◆ Entries supplied
##########
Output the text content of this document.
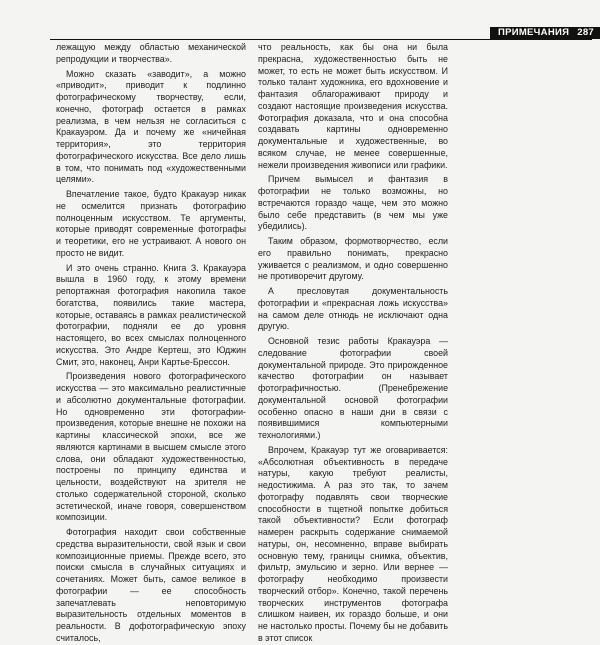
ПРИМЕЧАНИЯ 287

лежащую между областью механической репродукции и творчества».

Можно сказать «заводит», а можно «приводит», приводит к подлинно фотографическому творчеству, если, конечно, фотограф остается в рамках реализма, в чем нельзя не согласиться с Кракауэром. Да и почему же «ничейная территория», это территория фотографического искусства. Все дело лишь в том, что понимать под «художественными целями».

Впечатление такое, будто Кракауэр никак не осмелится признать фотографию полноценным искусством. Те аргументы, которые приводят современные фотографы и теоретики, его не устраивают. А нового он просто не видит.

И это очень странно. Книга З. Кракауэра вышла в 1960 году, к этому времени репортажная фотография накопила такое богатства, появились такие мастера, которые, оставаясь в рамках реалистической фотографии, подняли ее до уровня настоящего, во всех смыслах полноценного искусства. Это Андре Кертеш, это Юджин Смит, это, наконец, Анри Картье-Брессон.

Произведения нового фотографического искусства — это максимально реалистичные и абсолютно документальные фотографии. Но одновременно эти фотографии-произведения, которые внешне не похожи на картины классической эпохи, все же являются картинами в высшем смысле этого слова, они обладают художественностью, построены по принципу единства и цельности, воздействуют на зрителя не столько содержательной стороной, сколько эстетической, иначе говоря, совершенством композиции.

Фотография находит свои собственные средства выразительности, свой язык и свои композиционные приемы. Прежде всего, это поиски смысла в случайных ситуациях и сочетаниях. Может быть, самое великое в фотографии — ее способность запечатлевать неповторимую выразительность отдельных моментов в реальности. В дофотографическую эпоху считалось,

что реальность, как бы она ни была прекрасна, художественностью быть не может, то есть не может быть искусством. И только талант художника, его вдохновение и фантазия облагораживают природу и создают настоящие произведения искусства. Фотография доказала, что и она способна создавать картины одновременно документальные и художественные, во всяком случае, не менее совершенные, нежели произведения живописи или графики.

Причем вымысел и фантазия в фотографии не только возможны, но встречаются гораздо чаще, чем это можно было себе представить (в чем мы уже убедились).

Таким образом, формотворчество, если его правильно понимать, прекрасно уживается с реализмом, и одно совершенно не противоречит другому.

А пресловутая документальность фотографии и «прекрасная ложь искусства» на самом деле отнюдь не исключают одна другую.

Основной тезис работы Кракауэра — следование фотографии своей документальной природе. Это прирожденное качество фотографии он называет фотографичностью. (Пренебрежение документальной основой фотографии особенно опасно в наши дни в связи с появившимися компьютерными технологиями.)

Впрочем, Кракауэр тут же оговаривается: «Абсолютная объективность в передаче натуры, какую требуют реалисты, недостижима. А раз это так, то зачем фотографу подавлять свои творческие способности в тщетной попытке добиться такой объективности? Если фотограф намерен раскрыть содержание снимаемой натуры, он, несомненно, вправе выбирать основную тему, границы снимка, объектив, фильтр, эмульсию и зерно. Или вернее — фотографу необходимо произвести творческий отбор». Конечно, такой перечень творческих инструментов фотографа слишком наивен, их гораздо больше, и они не настолько просты. Почему бы не добавить в этот список
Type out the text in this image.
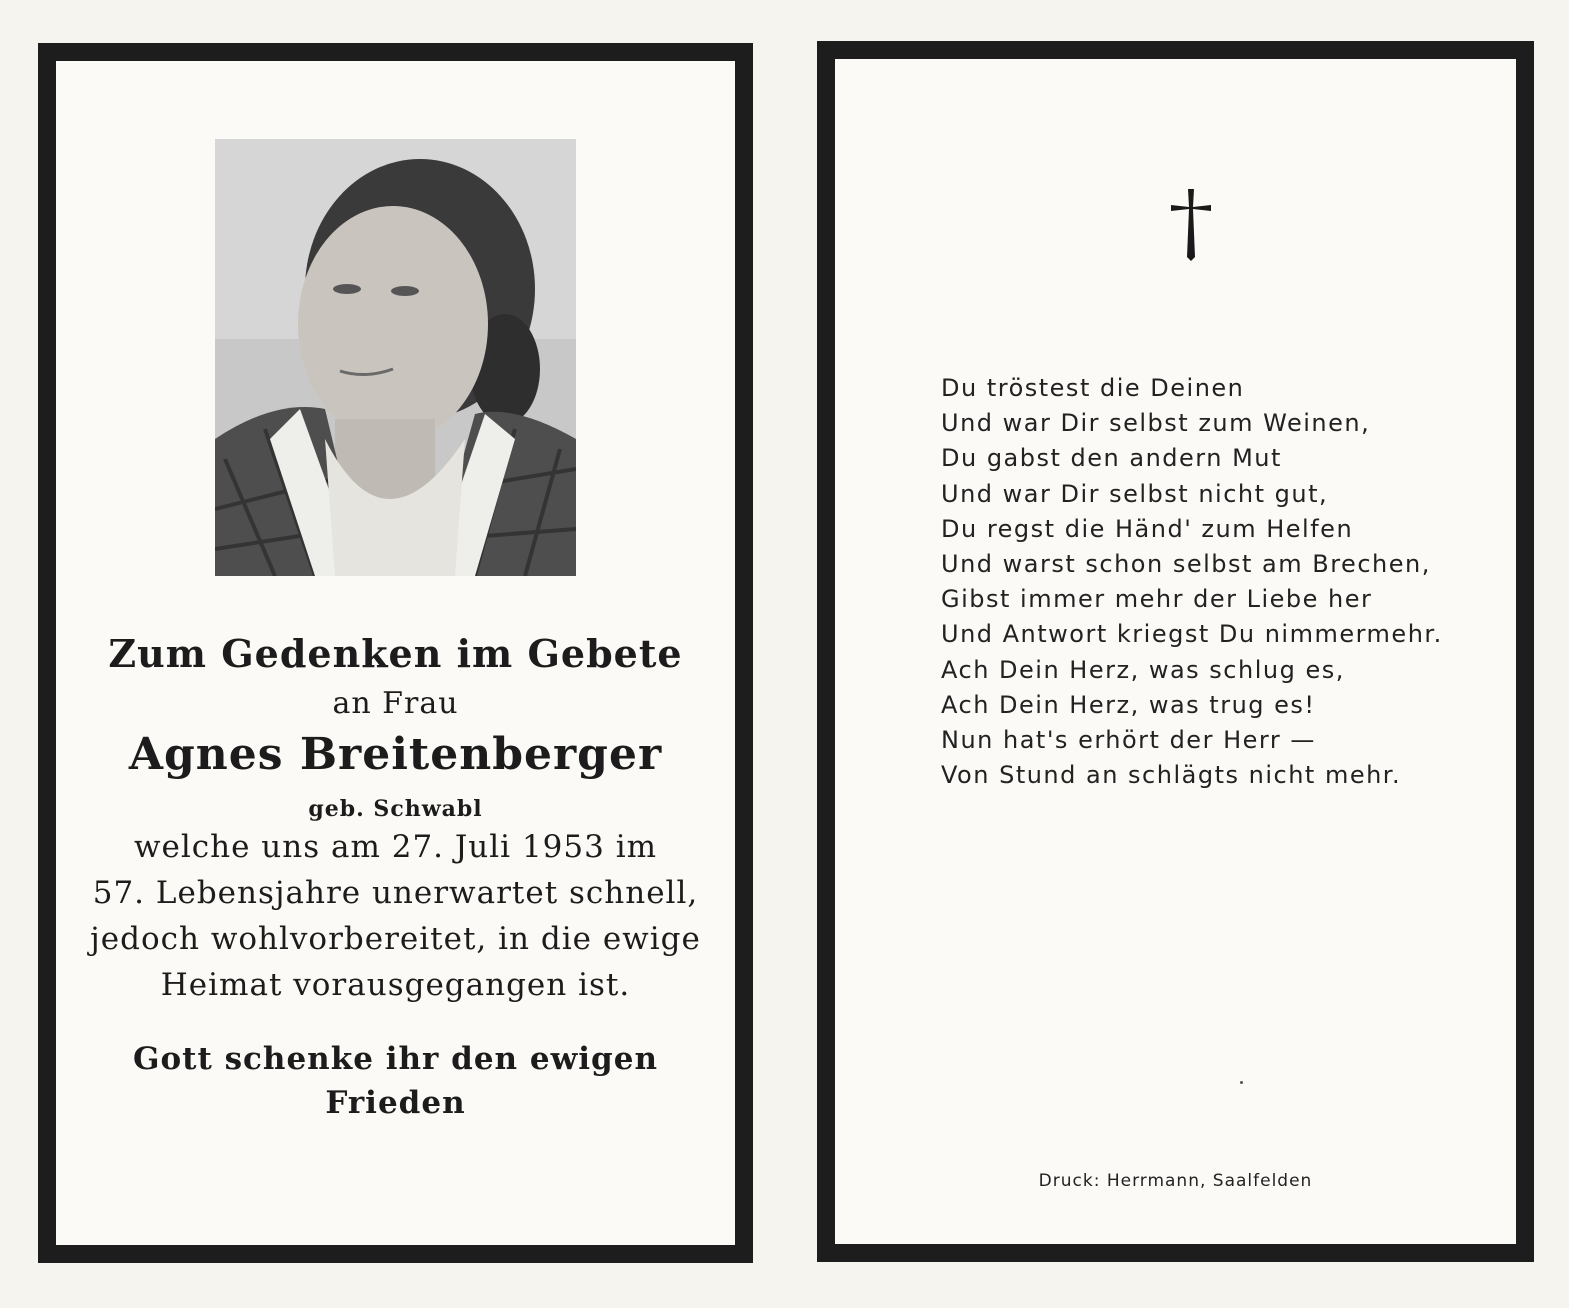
Zum Gedenken im Gebete
an Frau
Agnes Breitenberger
geb. Schwabl
welche uns am 27. Juli 1953 im
57. Lebensjahre unerwartet schnell,
jedoch wohlvorbereitet, in die ewige
Heimat vorausgegangen ist.
Gott schenke ihr den ewigen
Frieden
Du tröstest die Deinen
Und war Dir selbst zum Weinen,
Du gabst den andern Mut
Und war Dir selbst nicht gut,
Du regst die Händ' zum Helfen
Und warst schon selbst am Brechen,
Gibst immer mehr der Liebe her
Und Antwort kriegst Du nimmermehr.
Ach Dein Herz, was schlug es,
Ach Dein Herz, was trug es!
Nun hat's erhört der Herr —
Von Stund an schlägts nicht mehr.
Druck: Herrmann, Saalfelden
##########
◆ The exercise
Take the line containing "Type out the text in this image." through the last line of the material and retype exactly those lines, both ends included, with no pictures.

◆ Exercise result
Type out the text in this image.
Zum Gedenken im Gebete
an Frau
Agnes Breitenberger
geb. Schwabl
welche uns am 27. Juli 1953 im
57. Lebensjahre unerwartet schnell,
jedoch wohlvorbereitet, in die ewige
Heimat vorausgegangen ist.
Gott schenke ihr den ewigen
Frieden
Du tröstest die Deinen
Und war Dir selbst zum Weinen,
Du gabst den andern Mut
Und war Dir selbst nicht gut,
Du regst die Händ' zum Helfen
Und warst schon selbst am Brechen,
Gibst immer mehr der Liebe her
Und Antwort kriegst Du nimmermehr.
Ach Dein Herz, was schlug es,
Ach Dein Herz, was trug es!
Nun hat's erhört der Herr —
Von Stund an schlägts nicht mehr.
Druck: Herrmann, Saalfelden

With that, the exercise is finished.